_Fragmento de origen_
-- -- --

alivien las tensiones producidas por los esfuerzos, y renueven
nuestras fuerzas e ilusiones para el curso siguiente.
Todo
cuanto aprendemos en nuestra etapa de formación y capacitación,
pasa a formar parte de nuestra personalidad, y junto con el resto de
aprendizaje adquirido en el hogar y en los ambientes en los que nos
hemos desenvuelto, conforma la base teórica y de capacitación, en la que nos apoyamos
para hacer frente a las variadas circunstancias que la vida humana
nos presenta en el diario, y que en sí, constituyen la evaluación de la
escuela de la vida.
Si
suspendemos las prácticas, puede ser que parte de la teórica no la
hemos aprendido correctamente, y con las prácticas suspendidas no se
puede pasar al curso siguiente.
Es
posible que te estés preguntando, ¿Qué tiene que ver todo esto de
las escuelas con nuestra navidad?, yo creo que mucho, y a
continuación vamos a realizar un ejercicio de comparación.
Todos
los cursos de formación tienen su principio y final, en el principio
tomamos conciencia de las materias a tratar y nos organizamos para
asimilar su contenido, que es la parte teórica, y después
llevaremos a la práctica lo asimilado, y llegarán los exámenes de
final de curso, si todo sale bien, obtendremos el aprobado y
pasaremos al curso siguiente, y si no hemos aprendido todo el
contenido del curso, no hay aprobado y habrá que repetir lo suspenso.
En
la “escuela de la vida”, cada año es un curso o ciclo de
formación, y al final del mismo llegan los exámenes, cuyo contenido
es un resumen de lo más significativo de todas nuestras actuaciones
de pensamiento, sentimiento y acción, pero entre la formación
académica que recibimos como personas, y la formación Espiritual de
la “escuela de la vida”, hay una gran diferencia, y es que en las
escuelas de la vida física, tenemos a los profesores que nos enseñan
y evalúan, y en la escuela espiritual somos los alumnos y también
los que tenemos que evaluarnos, nos toca viajar en el tiempo hacia
principio de año, y analizar de forma imparcial (sin favoritismos
hacia sí mismos) todas las actuaciones que más nos han afectado a
nosotros, y tanto o más importante, a las personas, animales y resto
de componentes de la naturaleza de nuestro entorno.
Este
trabajo nadie lo puede hacer por nosotros, nadie está capacitado
para venir junto a mí, y decirme lo que estuvo bien o mal, nadie
estaba dentro de mí, cuando yo hice lo que hice, y por tanto, nadie
conoce los motivos que me condujeron o impulsaron a la acción, por eso nadie me
puede evaluar, pero si yo estoy interesado en mejorar como persona y
Ser espiritual, no me queda mas remedio que vestirme la “toga”, y
nombrarme abogado y juez de mí mismo, y naturalmente que para abogar
por mí, y dictar veredicto, necesito conocer lo más notorio y
significativo de todo el año, para saber que es lo aprendido y
superado, y también lo pendiente y prioritario para el siguiente.

-- -- --

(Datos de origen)
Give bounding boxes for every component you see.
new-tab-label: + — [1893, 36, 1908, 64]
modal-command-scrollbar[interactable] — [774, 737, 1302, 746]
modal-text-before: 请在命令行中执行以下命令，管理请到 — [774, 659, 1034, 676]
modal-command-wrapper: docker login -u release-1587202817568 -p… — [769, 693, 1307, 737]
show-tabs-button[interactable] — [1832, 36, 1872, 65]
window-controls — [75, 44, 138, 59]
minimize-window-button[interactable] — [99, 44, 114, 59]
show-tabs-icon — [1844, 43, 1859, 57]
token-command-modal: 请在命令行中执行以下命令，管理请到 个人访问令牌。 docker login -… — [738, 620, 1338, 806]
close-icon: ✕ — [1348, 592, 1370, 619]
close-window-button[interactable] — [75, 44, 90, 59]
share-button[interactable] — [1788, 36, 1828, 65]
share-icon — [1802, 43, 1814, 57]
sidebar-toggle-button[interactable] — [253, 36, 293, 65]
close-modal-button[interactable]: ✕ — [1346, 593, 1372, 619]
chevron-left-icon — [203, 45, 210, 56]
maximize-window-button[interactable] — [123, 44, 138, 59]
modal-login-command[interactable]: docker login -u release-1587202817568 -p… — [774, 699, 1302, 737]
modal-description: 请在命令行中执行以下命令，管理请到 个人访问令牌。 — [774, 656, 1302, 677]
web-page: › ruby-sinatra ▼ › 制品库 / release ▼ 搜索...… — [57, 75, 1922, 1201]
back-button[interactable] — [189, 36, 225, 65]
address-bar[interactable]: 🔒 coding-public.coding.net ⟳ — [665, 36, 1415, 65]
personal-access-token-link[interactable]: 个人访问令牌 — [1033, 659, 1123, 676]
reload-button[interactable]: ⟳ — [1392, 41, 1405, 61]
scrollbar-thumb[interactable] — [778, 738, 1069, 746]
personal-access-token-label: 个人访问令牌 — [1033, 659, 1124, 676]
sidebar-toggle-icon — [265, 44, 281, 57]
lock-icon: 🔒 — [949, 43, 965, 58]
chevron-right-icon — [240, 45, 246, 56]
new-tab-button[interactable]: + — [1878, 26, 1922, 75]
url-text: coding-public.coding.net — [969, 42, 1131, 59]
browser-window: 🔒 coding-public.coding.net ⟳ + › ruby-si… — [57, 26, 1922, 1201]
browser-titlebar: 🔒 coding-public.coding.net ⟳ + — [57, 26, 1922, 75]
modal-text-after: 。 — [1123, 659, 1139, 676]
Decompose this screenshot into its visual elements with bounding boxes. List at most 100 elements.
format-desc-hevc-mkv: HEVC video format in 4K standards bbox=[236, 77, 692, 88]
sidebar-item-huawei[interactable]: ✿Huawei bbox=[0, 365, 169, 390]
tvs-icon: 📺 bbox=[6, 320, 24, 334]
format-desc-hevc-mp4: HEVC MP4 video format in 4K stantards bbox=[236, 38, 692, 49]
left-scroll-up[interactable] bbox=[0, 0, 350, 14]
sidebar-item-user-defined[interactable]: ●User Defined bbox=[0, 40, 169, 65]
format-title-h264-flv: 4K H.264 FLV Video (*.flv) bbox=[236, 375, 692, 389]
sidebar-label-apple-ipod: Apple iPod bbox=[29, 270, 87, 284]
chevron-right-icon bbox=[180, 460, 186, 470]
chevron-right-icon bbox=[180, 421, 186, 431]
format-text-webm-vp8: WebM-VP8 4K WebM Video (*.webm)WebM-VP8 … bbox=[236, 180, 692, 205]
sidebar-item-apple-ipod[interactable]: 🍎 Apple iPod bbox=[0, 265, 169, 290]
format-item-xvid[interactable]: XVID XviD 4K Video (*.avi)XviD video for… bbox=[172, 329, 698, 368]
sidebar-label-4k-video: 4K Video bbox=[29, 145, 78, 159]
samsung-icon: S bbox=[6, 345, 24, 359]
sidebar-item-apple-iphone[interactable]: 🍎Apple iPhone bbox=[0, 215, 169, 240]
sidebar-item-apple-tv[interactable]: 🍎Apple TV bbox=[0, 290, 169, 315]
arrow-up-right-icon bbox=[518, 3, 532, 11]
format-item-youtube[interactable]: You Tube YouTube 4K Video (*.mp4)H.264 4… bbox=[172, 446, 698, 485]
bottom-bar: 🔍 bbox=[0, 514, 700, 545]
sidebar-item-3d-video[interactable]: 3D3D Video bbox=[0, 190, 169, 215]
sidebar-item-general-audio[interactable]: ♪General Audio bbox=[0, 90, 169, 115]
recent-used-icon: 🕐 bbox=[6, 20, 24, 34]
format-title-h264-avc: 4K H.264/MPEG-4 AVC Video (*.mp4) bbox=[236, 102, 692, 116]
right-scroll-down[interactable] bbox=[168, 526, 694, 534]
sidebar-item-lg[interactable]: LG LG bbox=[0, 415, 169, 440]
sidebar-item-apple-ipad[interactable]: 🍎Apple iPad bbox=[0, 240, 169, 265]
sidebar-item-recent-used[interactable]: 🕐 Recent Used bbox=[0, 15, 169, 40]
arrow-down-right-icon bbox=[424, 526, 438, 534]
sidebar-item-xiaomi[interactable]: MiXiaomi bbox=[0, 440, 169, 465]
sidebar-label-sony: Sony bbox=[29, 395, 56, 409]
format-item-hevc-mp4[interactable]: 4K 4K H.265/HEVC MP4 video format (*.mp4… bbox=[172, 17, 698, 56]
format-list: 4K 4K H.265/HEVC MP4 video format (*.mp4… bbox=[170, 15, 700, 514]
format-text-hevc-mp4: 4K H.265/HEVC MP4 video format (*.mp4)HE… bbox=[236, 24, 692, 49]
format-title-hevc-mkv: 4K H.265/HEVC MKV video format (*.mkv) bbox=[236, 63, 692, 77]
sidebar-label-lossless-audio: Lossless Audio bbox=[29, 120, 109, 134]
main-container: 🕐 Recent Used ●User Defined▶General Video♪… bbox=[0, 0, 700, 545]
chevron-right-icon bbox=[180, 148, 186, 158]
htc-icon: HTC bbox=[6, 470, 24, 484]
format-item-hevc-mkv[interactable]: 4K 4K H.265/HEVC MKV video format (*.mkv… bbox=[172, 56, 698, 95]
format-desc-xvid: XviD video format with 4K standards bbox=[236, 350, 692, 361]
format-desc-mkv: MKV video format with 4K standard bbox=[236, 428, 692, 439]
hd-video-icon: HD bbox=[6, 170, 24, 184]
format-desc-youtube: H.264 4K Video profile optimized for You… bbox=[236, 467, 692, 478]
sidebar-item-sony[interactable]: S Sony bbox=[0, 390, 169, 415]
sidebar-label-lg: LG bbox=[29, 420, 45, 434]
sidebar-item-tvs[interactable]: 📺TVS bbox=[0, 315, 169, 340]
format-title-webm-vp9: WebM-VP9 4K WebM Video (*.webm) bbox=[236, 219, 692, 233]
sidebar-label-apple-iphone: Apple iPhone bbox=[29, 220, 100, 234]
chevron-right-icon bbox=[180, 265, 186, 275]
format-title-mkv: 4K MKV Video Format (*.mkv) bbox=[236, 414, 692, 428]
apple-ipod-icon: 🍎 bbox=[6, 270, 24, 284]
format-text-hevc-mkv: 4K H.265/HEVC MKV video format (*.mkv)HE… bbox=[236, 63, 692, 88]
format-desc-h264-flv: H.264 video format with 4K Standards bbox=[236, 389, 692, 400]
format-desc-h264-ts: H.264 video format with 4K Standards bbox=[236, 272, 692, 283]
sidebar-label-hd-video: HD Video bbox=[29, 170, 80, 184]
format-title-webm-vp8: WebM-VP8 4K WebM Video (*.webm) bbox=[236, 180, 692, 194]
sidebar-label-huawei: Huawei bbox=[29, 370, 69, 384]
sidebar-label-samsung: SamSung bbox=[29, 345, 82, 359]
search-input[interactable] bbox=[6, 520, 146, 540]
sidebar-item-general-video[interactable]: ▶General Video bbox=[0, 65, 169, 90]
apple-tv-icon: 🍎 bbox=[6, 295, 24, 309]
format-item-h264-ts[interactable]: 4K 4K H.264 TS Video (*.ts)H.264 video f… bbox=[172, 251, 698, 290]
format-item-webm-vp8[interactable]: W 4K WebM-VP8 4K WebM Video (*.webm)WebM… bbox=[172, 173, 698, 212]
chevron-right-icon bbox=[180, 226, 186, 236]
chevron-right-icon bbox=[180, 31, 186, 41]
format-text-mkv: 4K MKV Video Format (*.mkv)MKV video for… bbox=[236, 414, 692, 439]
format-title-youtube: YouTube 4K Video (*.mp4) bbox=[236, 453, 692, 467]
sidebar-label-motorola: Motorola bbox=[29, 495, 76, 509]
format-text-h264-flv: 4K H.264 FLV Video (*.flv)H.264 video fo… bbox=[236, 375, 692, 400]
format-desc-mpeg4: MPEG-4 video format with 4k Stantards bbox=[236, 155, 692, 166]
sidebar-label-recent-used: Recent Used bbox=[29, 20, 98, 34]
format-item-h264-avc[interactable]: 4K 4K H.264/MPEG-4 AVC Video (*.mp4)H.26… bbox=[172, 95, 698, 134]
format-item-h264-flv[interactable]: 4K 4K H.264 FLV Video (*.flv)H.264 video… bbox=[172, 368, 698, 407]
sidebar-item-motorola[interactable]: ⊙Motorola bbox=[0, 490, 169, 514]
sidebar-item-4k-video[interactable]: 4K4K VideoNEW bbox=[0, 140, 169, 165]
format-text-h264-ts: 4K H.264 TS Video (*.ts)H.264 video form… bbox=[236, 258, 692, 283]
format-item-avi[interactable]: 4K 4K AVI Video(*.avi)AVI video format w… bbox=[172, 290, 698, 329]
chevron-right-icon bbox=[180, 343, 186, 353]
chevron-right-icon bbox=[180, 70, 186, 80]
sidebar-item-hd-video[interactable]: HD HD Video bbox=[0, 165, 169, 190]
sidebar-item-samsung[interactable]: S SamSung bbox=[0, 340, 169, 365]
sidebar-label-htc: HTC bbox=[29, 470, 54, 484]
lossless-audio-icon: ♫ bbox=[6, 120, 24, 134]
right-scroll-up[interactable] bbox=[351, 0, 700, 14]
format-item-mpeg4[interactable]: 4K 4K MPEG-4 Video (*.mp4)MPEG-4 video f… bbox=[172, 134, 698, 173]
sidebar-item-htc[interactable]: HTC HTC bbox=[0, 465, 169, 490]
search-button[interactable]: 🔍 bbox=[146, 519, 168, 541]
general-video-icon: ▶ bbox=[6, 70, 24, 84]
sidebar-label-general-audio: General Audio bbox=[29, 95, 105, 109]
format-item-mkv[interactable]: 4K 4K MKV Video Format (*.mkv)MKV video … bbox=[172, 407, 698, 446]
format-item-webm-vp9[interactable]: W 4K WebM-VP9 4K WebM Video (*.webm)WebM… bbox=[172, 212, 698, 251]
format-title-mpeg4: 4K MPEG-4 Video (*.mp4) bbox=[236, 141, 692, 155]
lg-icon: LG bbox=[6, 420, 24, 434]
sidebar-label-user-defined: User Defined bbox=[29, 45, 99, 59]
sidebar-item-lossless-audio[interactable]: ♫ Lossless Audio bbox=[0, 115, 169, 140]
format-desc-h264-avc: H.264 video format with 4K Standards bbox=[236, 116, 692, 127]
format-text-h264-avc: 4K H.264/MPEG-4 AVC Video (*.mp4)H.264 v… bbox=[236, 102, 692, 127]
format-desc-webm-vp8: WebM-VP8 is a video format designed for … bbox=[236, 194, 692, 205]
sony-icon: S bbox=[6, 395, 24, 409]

-- -- --

_Enunciado A_
Indica si cada una de estas afirmaciones coincide con el texto sobre la escuela de la vida, respondiendo sí o no y citando literalmente las palabras que lo deciden: (i) En la escuela espiritual son los profesores quienes evalúan a los alumnos. (ii) Con las prácticas suspendidas no se puede pasar al curso siguiente. (iii) En la escuela de la vida, cada año es un curso o ciclo de formación.
_Enunciado B_
Prosigue el texto sobre la escuela de la vida a partir de su última frase.

_Respuesta A_
(i) No: «en la escuela espiritual somos los alumnos y también los que tenemos que evaluarnos».
(ii) Sí: «con las prácticas suspendidas no se puede pasar al curso siguiente».
(iii) Sí: «cada año es un curso o ciclo de formación».

_Respuesta B_
Es
posible que tú que estás leyendo te estés planteando, que a que
viene tanto lío y complicación, con lo fácil que resulta tirar
para adelante en la vida sin más ni más, y que duda cabe que
también es una opción válida, pero si todo lo que yo pienso,
siento y realizo lo doy por bueno, es que creo que soy perfecto, y si
me considero perfecto, está claro que no hay nada que mejorar, nada
que cambiar, y, ¿Qué ocurre cuando en mi persona no hay ningún
tipo de progreso, mejoramiento y cambio?, sencillamente me quedo
estancado en el tiempo, y desfasado con todo lo actual, y ello
dificulta mis relaciones de todo tipo, y las posibilidades de estar actualizado, de
progreso y pasármelo bien se reducen.
El
Espíritu de la Navidad no es una entidad espiritual que nos visita
para dar rienda suelta a nuestros desenfrenos, y con la excusa de que
es Navidad entregarnos a todo tipo de gastos y excesos, con grandes
perjuicios para nuestra salud, y también para nuestra economía.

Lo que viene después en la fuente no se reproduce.